### Task goal:
Restate each of the lines below word for word and drop every picture.

(Data entries)
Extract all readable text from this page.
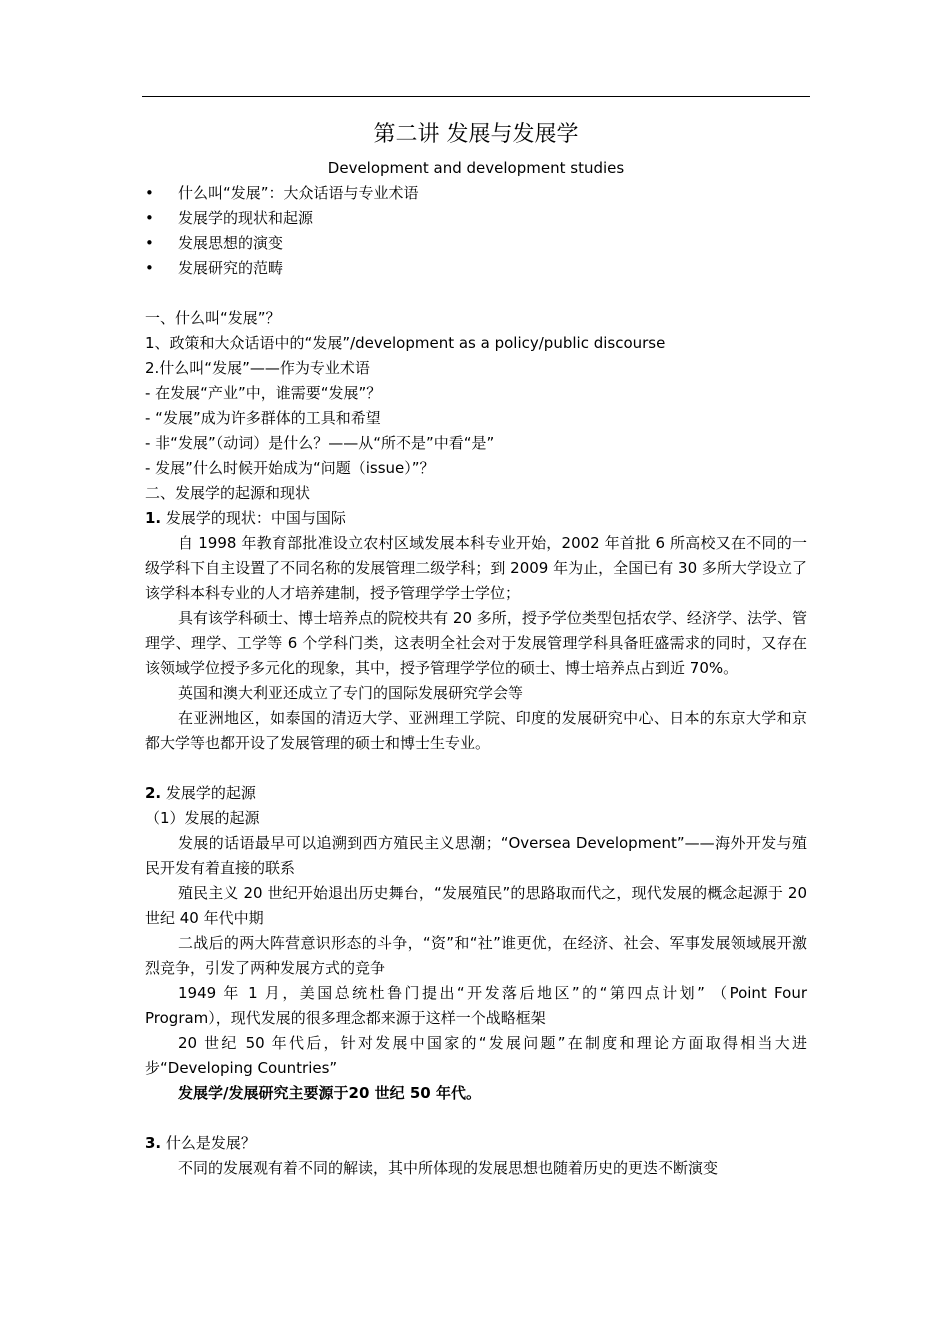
第二讲 发展与发展学
Development and development studies
• 什么叫“发展”：大众话语与专业术语
• 发展学的现状和起源
• 发展思想的演变
• 发展研究的范畴
一、什么叫“发展”？
1、政策和大众话语中的“发展”/development as a policy/public discourse
2.什么叫“发展”——作为专业术语
- 在发展“产业”中，谁需要“发展”？
- “发展”成为许多群体的工具和希望
- 非“发展”（动词）是什么？——从“所不是”中看“是”
- 发展”什么时候开始成为“问题（issue）”？
二、发展学的起源和现状
1. 发展学的现状：中国与国际
自 1998 年教育部批准设立农村区域发展本科专业开始，2002 年首批 6 所高校又在不同的一级学科下自主设置了不同名称的发展管理二级学科；到 2009 年为止，全国已有 30 多所大学设立了该学科本科专业的人才培养建制，授予管理学学士学位；
具有该学科硕士、博士培养点的院校共有 20 多所，授予学位类型包括农学、经济学、法学、管理学、理学、工学等 6 个学科门类，这表明全社会对于发展管理学科具备旺盛需求的同时，又存在该领域学位授予多元化的现象，其中，授予管理学学位的硕士、博士培养点占到近 70%。
英国和澳大利亚还成立了专门的国际发展研究学会等
在亚洲地区，如泰国的清迈大学、亚洲理工学院、印度的发展研究中心、日本的东京大学和京都大学等也都开设了发展管理的硕士和博士生专业。
2. 发展学的起源
（1）发展的起源
发展的话语最早可以追溯到西方殖民主义思潮；“Oversea Development”——海外开发与殖民开发有着直接的联系
殖民主义 20 世纪开始退出历史舞台，“发展殖民”的思路取而代之，现代发展的概念起源于 20 世纪 40 年代中期
二战后的两大阵营意识形态的斗争，“资”和“社”谁更优，在经济、社会、军事发展领域展开激烈竞争，引发了两种发展方式的竞争
1949 年 1 月，美国总统杜鲁门提出“开发落后地区”的“第四点计划” （Point Four Program），现代发展的很多理念都来源于这样一个战略框架
20 世纪 50 年代后，针对发展中国家的“发展问题”在制度和理论方面取得相当大进步“Developing Countries”
发展学/发展研究主要源于20 世纪 50 年代。
3. 什么是发展？
不同的发展观有着不同的解读，其中所体现的发展思想也随着历史的更迭不断演变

### Answer:
Extract all readable text from this page.
第二讲 发展与发展学
Development and development studies
• 什么叫“发展”：大众话语与专业术语
• 发展学的现状和起源
• 发展思想的演变
• 发展研究的范畴
一、什么叫“发展”？
1、政策和大众话语中的“发展”/development as a policy/public discourse
2.什么叫“发展”——作为专业术语
- 在发展“产业”中，谁需要“发展”？
- “发展”成为许多群体的工具和希望
- 非“发展”（动词）是什么？——从“所不是”中看“是”
- 发展”什么时候开始成为“问题（issue）”？
二、发展学的起源和现状
1. 发展学的现状：中国与国际
自 1998 年教育部批准设立农村区域发展本科专业开始，2002 年首批 6 所高校又在不同的一级学科下自主设置了不同名称的发展管理二级学科；到 2009 年为止，全国已有 30 多所大学设立了该学科本科专业的人才培养建制，授予管理学学士学位；
具有该学科硕士、博士培养点的院校共有 20 多所，授予学位类型包括农学、经济学、法学、管理学、理学、工学等 6 个学科门类，这表明全社会对于发展管理学科具备旺盛需求的同时，又存在该领域学位授予多元化的现象，其中，授予管理学学位的硕士、博士培养点占到近 70%。
英国和澳大利亚还成立了专门的国际发展研究学会等
在亚洲地区，如泰国的清迈大学、亚洲理工学院、印度的发展研究中心、日本的东京大学和京都大学等也都开设了发展管理的硕士和博士生专业。
2. 发展学的起源
（1）发展的起源
发展的话语最早可以追溯到西方殖民主义思潮；“Oversea Development”——海外开发与殖民开发有着直接的联系
殖民主义 20 世纪开始退出历史舞台，“发展殖民”的思路取而代之，现代发展的概念起源于 20 世纪 40 年代中期
二战后的两大阵营意识形态的斗争，“资”和“社”谁更优，在经济、社会、军事发展领域展开激烈竞争，引发了两种发展方式的竞争
1949 年 1 月，美国总统杜鲁门提出“开发落后地区”的“第四点计划” （Point Four Program），现代发展的很多理念都来源于这样一个战略框架
20 世纪 50 年代后，针对发展中国家的“发展问题”在制度和理论方面取得相当大进步“Developing Countries”
发展学/发展研究主要源于20 世纪 50 年代。
3. 什么是发展？
不同的发展观有着不同的解读，其中所体现的发展思想也随着历史的更迭不断演变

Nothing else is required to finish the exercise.